Directive
Identify each line below containing the string "this" and copy it.

─── Records supplied

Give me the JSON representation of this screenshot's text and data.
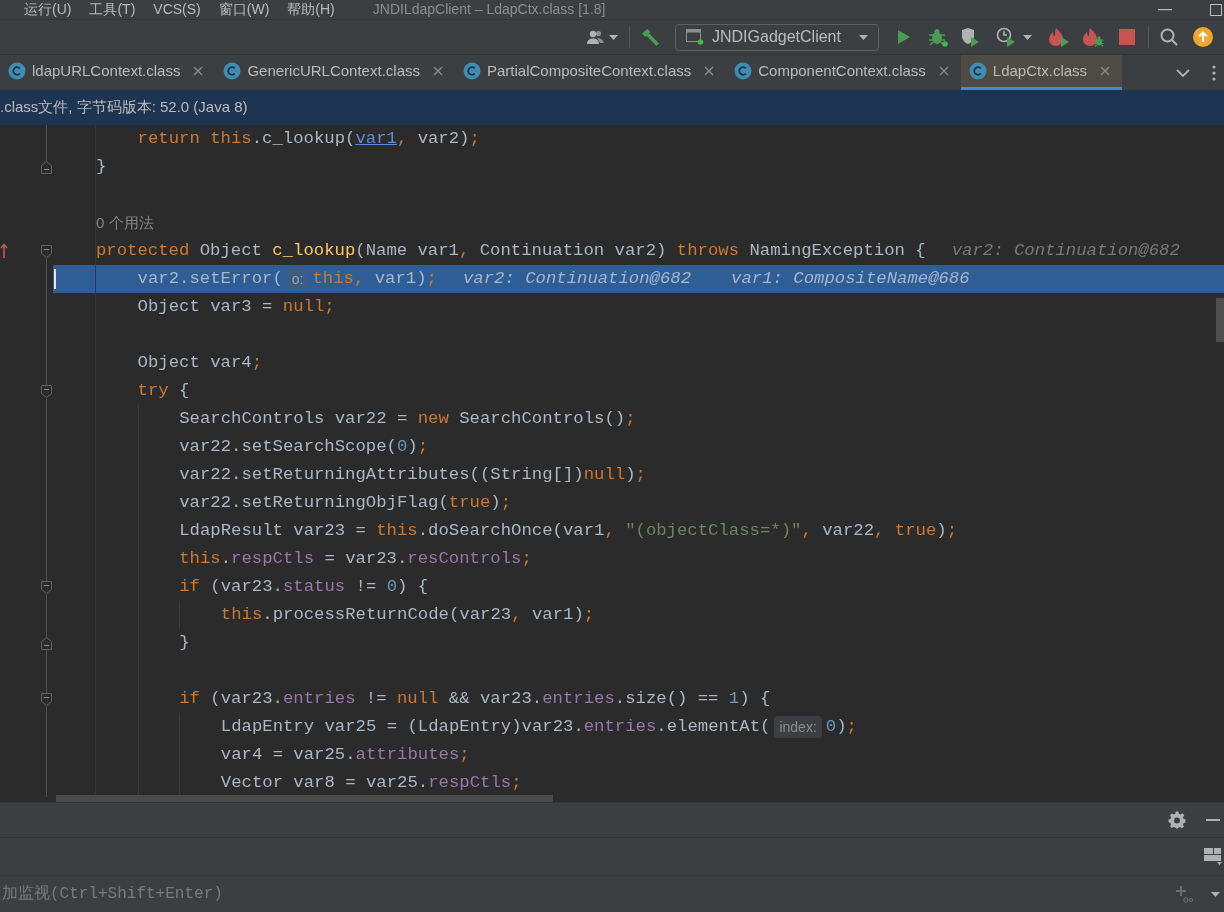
{
  "menu_bar": {
    "items": [
      "运行(U)",
      "工具(T)",
      "VCS(S)",
      "窗口(W)",
      "帮助(H)"
    ],
    "title": "JNDILdapClient – LdapCtx.class [1.8]"
  },
  "toolbar": {
    "run_configuration": "JNDIGadgetClient"
  },
  "tabs": [
    {
      "label": "ldapURLContext.class",
      "selected": false
    },
    {
      "label": "GenericURLContext.class",
      "selected": false
    },
    {
      "label": "PartialCompositeContext.class",
      "selected": false
    },
    {
      "label": "ComponentContext.class",
      "selected": false
    },
    {
      "label": "LdapCtx.class",
      "selected": true
    }
  ],
  "banner": ".class文件, 字节码版本: 52.0 (Java 8)",
  "editor": {
    "lines": [
      {
        "kind": "block",
        "children": [
          {
            "kind": "code",
            "highlighted": false,
            "overriding": false,
            "tokens": [
              {
                "kind": "keyword",
                "text": "return this"
              },
              {
                "kind": "plain",
                "text": ".c_lookup("
              },
              {
                "kind": "link",
                "text": "var1"
              },
              {
                "kind": "keyword",
                "text": ", "
              },
              {
                "kind": "plain",
                "text": "var2)"
              },
              {
                "kind": "keyword",
                "text": ";"
              }
            ]
          }
        ]
      },
      {
        "kind": "close",
        "highlighted": false,
        "overriding": false,
        "tokens": [
          {
            "kind": "plain",
            "text": "}"
          }
        ]
      },
      {
        "kind": "blank"
      },
      {
        "kind": "usage",
        "text": "0 个用法"
      },
      {
        "kind": "code",
        "highlighted": false,
        "overriding": true,
        "tokens": [
          {
            "kind": "keyword",
            "text": "protected"
          },
          {
            "kind": "plain",
            "text": " Object "
          },
          {
            "kind": "function",
            "text": "c_lookup"
          },
          {
            "kind": "plain",
            "text": "(Name var1"
          },
          {
            "kind": "keyword",
            "text": ", "
          },
          {
            "kind": "plain",
            "text": "Continuation var2) "
          },
          {
            "kind": "keyword",
            "text": "throws"
          },
          {
            "kind": "plain",
            "text": " NamingException {"
          },
          {
            "kind": "value",
            "text": "var2: Continuation@682"
          }
        ],
        "children": [
          {
            "kind": "code",
            "highlighted": true,
            "overriding": false,
            "tokens": [
              {
                "kind": "plain",
                "text": "var2.setError("
              },
              {
                "kind": "hint",
                "text": "o:"
              },
              {
                "kind": "keyword",
                "text": "this"
              },
              {
                "kind": "keyword",
                "text": ", "
              },
              {
                "kind": "plain",
                "text": "var1)"
              },
              {
                "kind": "keyword",
                "text": ";"
              },
              {
                "kind": "value",
                "text": "var2: Continuation@682"
              },
              {
                "kind": "value",
                "text": "var1: CompositeName@686"
              }
            ]
          },
          {
            "kind": "code",
            "highlighted": false,
            "overriding": false,
            "tokens": [
              {
                "kind": "plain",
                "text": "Object var3 = "
              },
              {
                "kind": "keyword",
                "text": "null"
              },
              {
                "kind": "keyword",
                "text": ";"
              }
            ]
          },
          {
            "kind": "blank"
          },
          {
            "kind": "code",
            "highlighted": false,
            "overriding": false,
            "tokens": [
              {
                "kind": "plain",
                "text": "Object var4"
              },
              {
                "kind": "keyword",
                "text": ";"
              }
            ]
          },
          {
            "kind": "code",
            "highlighted": false,
            "overriding": false,
            "tokens": [
              {
                "kind": "keyword",
                "text": "try"
              },
              {
                "kind": "plain",
                "text": " {"
              }
            ],
            "children": [
              {
                "kind": "code",
                "highlighted": false,
                "overriding": false,
                "tokens": [
                  {
                    "kind": "plain",
                    "text": "SearchControls var22 = "
                  },
                  {
                    "kind": "keyword",
                    "text": "new"
                  },
                  {
                    "kind": "plain",
                    "text": " SearchControls()"
                  },
                  {
                    "kind": "keyword",
                    "text": ";"
                  }
                ]
              },
              {
                "kind": "code",
                "highlighted": false,
                "overriding": false,
                "tokens": [
                  {
                    "kind": "plain",
                    "text": "var22.setSearchScope("
                  },
                  {
                    "kind": "number",
                    "text": "0"
                  },
                  {
                    "kind": "plain",
                    "text": ")"
                  },
                  {
                    "kind": "keyword",
                    "text": ";"
                  }
                ]
              },
              {
                "kind": "code",
                "highlighted": false,
                "overriding": false,
                "tokens": [
                  {
                    "kind": "plain",
                    "text": "var22.setReturningAttributes((String[])"
                  },
                  {
                    "kind": "keyword",
                    "text": "null"
                  },
                  {
                    "kind": "plain",
                    "text": ")"
                  },
                  {
                    "kind": "keyword",
                    "text": ";"
                  }
                ]
              },
              {
                "kind": "code",
                "highlighted": false,
                "overriding": false,
                "tokens": [
                  {
                    "kind": "plain",
                    "text": "var22.setReturningObjFlag("
                  },
                  {
                    "kind": "keyword",
                    "text": "true"
                  },
                  {
                    "kind": "plain",
                    "text": ")"
                  },
                  {
                    "kind": "keyword",
                    "text": ";"
                  }
                ]
              },
              {
                "kind": "code",
                "highlighted": false,
                "overriding": false,
                "tokens": [
                  {
                    "kind": "plain",
                    "text": "LdapResult var23 = "
                  },
                  {
                    "kind": "keyword",
                    "text": "this"
                  },
                  {
                    "kind": "plain",
                    "text": ".doSearchOnce(var1"
                  },
                  {
                    "kind": "keyword",
                    "text": ", "
                  },
                  {
                    "kind": "string",
                    "text": "\"(objectClass=*)\""
                  },
                  {
                    "kind": "keyword",
                    "text": ", "
                  },
                  {
                    "kind": "plain",
                    "text": "var22"
                  },
                  {
                    "kind": "keyword",
                    "text": ", "
                  },
                  {
                    "kind": "keyword",
                    "text": "true"
                  },
                  {
                    "kind": "plain",
                    "text": ")"
                  },
                  {
                    "kind": "keyword",
                    "text": ";"
                  }
                ]
              },
              {
                "kind": "code",
                "highlighted": false,
                "overriding": false,
                "tokens": [
                  {
                    "kind": "keyword",
                    "text": "this"
                  },
                  {
                    "kind": "plain",
                    "text": "."
                  },
                  {
                    "kind": "field",
                    "text": "respCtls"
                  },
                  {
                    "kind": "plain",
                    "text": " = var23."
                  },
                  {
                    "kind": "field",
                    "text": "resControls"
                  },
                  {
                    "kind": "keyword",
                    "text": ";"
                  }
                ]
              },
              {
                "kind": "code",
                "highlighted": false,
                "overriding": false,
                "tokens": [
                  {
                    "kind": "keyword",
                    "text": "if"
                  },
                  {
                    "kind": "plain",
                    "text": " (var23."
                  },
                  {
                    "kind": "field",
                    "text": "status"
                  },
                  {
                    "kind": "plain",
                    "text": " != "
                  },
                  {
                    "kind": "number",
                    "text": "0"
                  },
                  {
                    "kind": "plain",
                    "text": ") {"
                  }
                ],
                "children": [
                  {
                    "kind": "code",
                    "highlighted": false,
                    "overriding": false,
                    "tokens": [
                      {
                        "kind": "keyword",
                        "text": "this"
                      },
                      {
                        "kind": "plain",
                        "text": ".processReturnCode(var23"
                      },
                      {
                        "kind": "keyword",
                        "text": ", "
                      },
                      {
                        "kind": "plain",
                        "text": "var1)"
                      },
                      {
                        "kind": "keyword",
                        "text": ";"
                      }
                    ]
                  }
                ]
              },
              {
                "kind": "close",
                "highlighted": false,
                "overriding": false,
                "tokens": [
                  {
                    "kind": "plain",
                    "text": "}"
                  }
                ]
              },
              {
                "kind": "blank"
              },
              {
                "kind": "code",
                "highlighted": false,
                "overriding": false,
                "tokens": [
                  {
                    "kind": "keyword",
                    "text": "if"
                  },
                  {
                    "kind": "plain",
                    "text": " (var23."
                  },
                  {
                    "kind": "field",
                    "text": "entries"
                  },
                  {
                    "kind": "plain",
                    "text": " != "
                  },
                  {
                    "kind": "keyword",
                    "text": "null"
                  },
                  {
                    "kind": "plain",
                    "text": " && var23."
                  },
                  {
                    "kind": "field",
                    "text": "entries"
                  },
                  {
                    "kind": "plain",
                    "text": ".size() == "
                  },
                  {
                    "kind": "number",
                    "text": "1"
                  },
                  {
                    "kind": "plain",
                    "text": ") {"
                  }
                ],
                "children": [
                  {
                    "kind": "code",
                    "highlighted": false,
                    "overriding": false,
                    "tokens": [
                      {
                        "kind": "plain",
                        "text": "LdapEntry var25 = (LdapEntry)var23."
                      },
                      {
                        "kind": "field",
                        "text": "entries"
                      },
                      {
                        "kind": "plain",
                        "text": ".elementAt("
                      },
                      {
                        "kind": "hint",
                        "text": "index:"
                      },
                      {
                        "kind": "number",
                        "text": "0"
                      },
                      {
                        "kind": "plain",
                        "text": ")"
                      },
                      {
                        "kind": "keyword",
                        "text": ";"
                      }
                    ]
                  },
                  {
                    "kind": "code",
                    "highlighted": false,
                    "overriding": false,
                    "tokens": [
                      {
                        "kind": "plain",
                        "text": "var4 = var25."
                      },
                      {
                        "kind": "field",
                        "text": "attributes"
                      },
                      {
                        "kind": "keyword",
                        "text": ";"
                      }
                    ]
                  },
                  {
                    "kind": "code",
                    "highlighted": false,
                    "overriding": false,
                    "tokens": [
                      {
                        "kind": "plain",
                        "text": "Vector var8 = var25."
                      },
                      {
                        "kind": "field",
                        "text": "respCtls"
                      },
                      {
                        "kind": "keyword",
                        "text": ";"
                      }
                    ]
                  }
                ]
              }
            ]
          }
        ]
      }
    ]
  },
  "watches": {
    "placeholder": "加监视(Ctrl+Shift+Enter)"
  }
}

──────

Written solution
Give me the JSON representation of this screenshot's text and data.
                "text": "return this"
                "text": "this"
                    "text": "this"
                    "text": "this"
                        "text": "this"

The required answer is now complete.